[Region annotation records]
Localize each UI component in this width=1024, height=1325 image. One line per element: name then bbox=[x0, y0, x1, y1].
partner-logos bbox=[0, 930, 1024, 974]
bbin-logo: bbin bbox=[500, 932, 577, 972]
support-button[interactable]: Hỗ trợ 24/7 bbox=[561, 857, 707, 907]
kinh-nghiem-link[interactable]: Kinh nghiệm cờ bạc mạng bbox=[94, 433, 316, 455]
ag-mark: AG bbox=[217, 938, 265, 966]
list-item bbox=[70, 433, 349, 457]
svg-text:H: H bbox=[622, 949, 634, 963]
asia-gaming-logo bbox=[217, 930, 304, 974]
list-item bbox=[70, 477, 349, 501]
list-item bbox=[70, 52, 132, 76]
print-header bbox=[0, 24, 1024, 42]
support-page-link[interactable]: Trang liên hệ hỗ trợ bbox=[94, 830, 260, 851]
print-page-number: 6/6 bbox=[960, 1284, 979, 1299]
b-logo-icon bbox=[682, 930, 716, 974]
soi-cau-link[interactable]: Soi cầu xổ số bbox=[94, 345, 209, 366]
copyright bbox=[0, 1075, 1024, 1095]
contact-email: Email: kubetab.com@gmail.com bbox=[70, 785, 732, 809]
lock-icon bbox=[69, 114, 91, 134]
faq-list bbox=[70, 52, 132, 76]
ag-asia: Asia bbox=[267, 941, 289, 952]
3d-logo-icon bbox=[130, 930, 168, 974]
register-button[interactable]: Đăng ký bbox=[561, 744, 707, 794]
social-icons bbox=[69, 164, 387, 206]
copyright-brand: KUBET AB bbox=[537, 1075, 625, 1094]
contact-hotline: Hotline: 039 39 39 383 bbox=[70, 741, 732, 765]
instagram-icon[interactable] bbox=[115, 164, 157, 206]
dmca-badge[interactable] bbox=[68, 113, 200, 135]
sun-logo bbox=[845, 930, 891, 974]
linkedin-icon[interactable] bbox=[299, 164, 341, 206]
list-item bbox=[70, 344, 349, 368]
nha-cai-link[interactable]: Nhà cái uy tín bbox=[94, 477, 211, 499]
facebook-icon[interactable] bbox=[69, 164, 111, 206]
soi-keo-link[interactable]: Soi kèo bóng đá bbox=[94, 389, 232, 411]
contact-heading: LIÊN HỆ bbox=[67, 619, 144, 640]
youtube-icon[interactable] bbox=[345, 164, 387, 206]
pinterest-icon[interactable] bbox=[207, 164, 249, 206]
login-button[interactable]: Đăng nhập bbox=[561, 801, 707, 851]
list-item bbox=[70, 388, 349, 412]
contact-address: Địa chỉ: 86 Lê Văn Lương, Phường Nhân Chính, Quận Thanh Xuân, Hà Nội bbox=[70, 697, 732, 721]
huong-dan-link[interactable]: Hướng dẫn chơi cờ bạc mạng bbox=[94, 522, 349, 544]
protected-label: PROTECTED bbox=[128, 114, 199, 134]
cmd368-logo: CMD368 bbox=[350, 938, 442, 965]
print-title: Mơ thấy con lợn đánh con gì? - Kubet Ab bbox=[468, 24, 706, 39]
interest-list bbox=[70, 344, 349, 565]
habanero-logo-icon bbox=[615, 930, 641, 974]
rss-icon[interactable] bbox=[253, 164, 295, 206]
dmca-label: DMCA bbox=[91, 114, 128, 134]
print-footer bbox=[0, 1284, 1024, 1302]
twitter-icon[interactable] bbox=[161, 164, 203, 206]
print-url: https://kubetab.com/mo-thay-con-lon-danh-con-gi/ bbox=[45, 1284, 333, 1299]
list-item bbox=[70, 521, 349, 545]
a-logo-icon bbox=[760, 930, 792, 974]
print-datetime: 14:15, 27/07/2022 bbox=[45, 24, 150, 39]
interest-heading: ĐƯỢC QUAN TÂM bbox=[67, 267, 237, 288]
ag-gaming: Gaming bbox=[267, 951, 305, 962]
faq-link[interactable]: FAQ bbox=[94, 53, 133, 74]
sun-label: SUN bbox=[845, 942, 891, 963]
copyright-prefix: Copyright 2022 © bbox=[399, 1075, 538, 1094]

§ YOUR INSTRUCTIONS:
Could you convert the lines above into a JSON list of strings, with one string per line and blank lines omitted?

§ WORKED ANSWER:
[
  "Localize each UI component in this width=1024, height=1325 image. One line per element: name then bbox=[x0, y0, x1, y1].",
  "partner-logos bbox=[0, 930, 1024, 974]",
  "bbin-logo: bbin bbox=[500, 932, 577, 972]",
  "support-button[interactable]: Hỗ trợ 24/7 bbox=[561, 857, 707, 907]",
  "kinh-nghiem-link[interactable]: Kinh nghiệm cờ bạc mạng bbox=[94, 433, 316, 455]",
  "ag-mark: AG bbox=[217, 938, 265, 966]",
  "list-item bbox=[70, 433, 349, 457]",
  "svg-text:H: H bbox=[622, 949, 634, 963]",
  "asia-gaming-logo bbox=[217, 930, 304, 974]",
  "list-item bbox=[70, 477, 349, 501]",
  "list-item bbox=[70, 52, 132, 76]",
  "print-header bbox=[0, 24, 1024, 42]",
  "support-page-link[interactable]: Trang liên hệ hỗ trợ bbox=[94, 830, 260, 851]",
  "print-page-number: 6/6 bbox=[960, 1284, 979, 1299]",
  "b-logo-icon bbox=[682, 930, 716, 974]",
  "soi-cau-link[interactable]: Soi cầu xổ số bbox=[94, 345, 209, 366]",
  "copyright bbox=[0, 1075, 1024, 1095]",
  "contact-email: Email: kubetab.com@gmail.com bbox=[70, 785, 732, 809]",
  "lock-icon bbox=[69, 114, 91, 134]",
  "faq-list bbox=[70, 52, 132, 76]",
  "ag-asia: Asia bbox=[267, 941, 289, 952]",
  "3d-logo-icon bbox=[130, 930, 168, 974]",
  "register-button[interactable]: Đăng ký bbox=[561, 744, 707, 794]",
  "social-icons bbox=[69, 164, 387, 206]",
  "copyright-brand: KUBET AB bbox=[537, 1075, 625, 1094]",
  "contact-hotline: Hotline: 039 39 39 383 bbox=[70, 741, 732, 765]",
  "instagram-icon[interactable] bbox=[115, 164, 157, 206]",
  "dmca-badge[interactable] bbox=[68, 113, 200, 135]",
  "sun-logo bbox=[845, 930, 891, 974]",
  "linkedin-icon[interactable] bbox=[299, 164, 341, 206]",
  "list-item bbox=[70, 344, 349, 368]",
  "nha-cai-link[interactable]: Nhà cái uy tín bbox=[94, 477, 211, 499]",
  "facebook-icon[interactable] bbox=[69, 164, 111, 206]",
  "soi-keo-link[interactable]: Soi kèo bóng đá bbox=[94, 389, 232, 411]",
  "contact-heading: LIÊN HỆ bbox=[67, 619, 144, 640]",
  "youtube-icon[interactable] bbox=[345, 164, 387, 206]",
  "pinterest-icon[interactable] bbox=[207, 164, 249, 206]",
  "login-button[interactable]: Đăng nhập bbox=[561, 801, 707, 851]",
  "list-item bbox=[70, 388, 349, 412]",
  "contact-address: Địa chỉ: 86 Lê Văn Lương, Phường Nhân Chính, Quận Thanh Xuân, Hà Nội bbox=[70, 697, 732, 721]",
  "huong-dan-link[interactable]: Hướng dẫn chơi cờ bạc mạng bbox=[94, 522, 349, 544]",
  "protected-label: PROTECTED bbox=[128, 114, 199, 134]",
  "cmd368-logo: CMD368 bbox=[350, 938, 442, 965]",
  "print-title: Mơ thấy con lợn đánh con gì? - Kubet Ab bbox=[468, 24, 706, 39]",
  "interest-list bbox=[70, 344, 349, 565]",
  "habanero-logo-icon bbox=[615, 930, 641, 974]",
  "rss-icon[interactable] bbox=[253, 164, 295, 206]",
  "dmca-label: DMCA bbox=[91, 114, 128, 134]",
  "print-footer bbox=[0, 1284, 1024, 1302]",
  "twitter-icon[interactable] bbox=[161, 164, 203, 206]",
  "print-url: https://kubetab.com/mo-thay-con-lon-danh-con-gi/ bbox=[45, 1284, 333, 1299]",
  "list-item bbox=[70, 521, 349, 545]",
  "a-logo-icon bbox=[760, 930, 792, 974]",
  "print-datetime: 14:15, 27/07/2022 bbox=[45, 24, 150, 39]",
  "interest-heading: ĐƯỢC QUAN TÂM bbox=[67, 267, 237, 288]",
  "ag-gaming: Gaming bbox=[267, 951, 305, 962]",
  "faq-link[interactable]: FAQ bbox=[94, 53, 133, 74]",
  "sun-label: SUN bbox=[845, 942, 891, 963]",
  "copyright-prefix: Copyright 2022 © bbox=[399, 1075, 538, 1094]"
]